Data rows:
--- START ---

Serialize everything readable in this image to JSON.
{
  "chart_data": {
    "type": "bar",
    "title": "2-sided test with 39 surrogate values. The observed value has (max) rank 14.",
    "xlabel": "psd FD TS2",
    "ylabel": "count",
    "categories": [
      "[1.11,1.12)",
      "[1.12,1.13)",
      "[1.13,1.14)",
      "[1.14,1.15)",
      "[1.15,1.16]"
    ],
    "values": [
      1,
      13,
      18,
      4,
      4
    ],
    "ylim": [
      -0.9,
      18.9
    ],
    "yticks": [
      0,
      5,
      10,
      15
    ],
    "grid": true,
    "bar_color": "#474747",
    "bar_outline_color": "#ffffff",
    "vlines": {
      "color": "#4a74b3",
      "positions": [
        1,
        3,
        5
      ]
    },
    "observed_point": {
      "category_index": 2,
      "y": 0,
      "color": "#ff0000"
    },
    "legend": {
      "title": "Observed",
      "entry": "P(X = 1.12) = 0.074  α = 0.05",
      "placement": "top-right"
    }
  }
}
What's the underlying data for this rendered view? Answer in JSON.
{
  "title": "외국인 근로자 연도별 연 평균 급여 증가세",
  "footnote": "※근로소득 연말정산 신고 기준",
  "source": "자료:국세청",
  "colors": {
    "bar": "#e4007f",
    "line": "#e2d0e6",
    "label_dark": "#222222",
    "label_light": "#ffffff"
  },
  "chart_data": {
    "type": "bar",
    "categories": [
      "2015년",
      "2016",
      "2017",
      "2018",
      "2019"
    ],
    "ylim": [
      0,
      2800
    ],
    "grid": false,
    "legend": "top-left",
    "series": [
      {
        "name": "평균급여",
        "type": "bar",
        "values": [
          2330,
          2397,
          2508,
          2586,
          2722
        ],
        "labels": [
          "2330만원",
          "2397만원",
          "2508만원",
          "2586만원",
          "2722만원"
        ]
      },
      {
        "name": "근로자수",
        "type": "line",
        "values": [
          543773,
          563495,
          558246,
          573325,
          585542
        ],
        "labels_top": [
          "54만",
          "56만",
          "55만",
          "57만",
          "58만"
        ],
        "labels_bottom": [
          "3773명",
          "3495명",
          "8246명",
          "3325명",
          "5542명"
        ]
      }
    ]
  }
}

--- END ---

Of the lines in the data, how many contain the word "title"? Provide the number and nothing further.

Result for this task: 3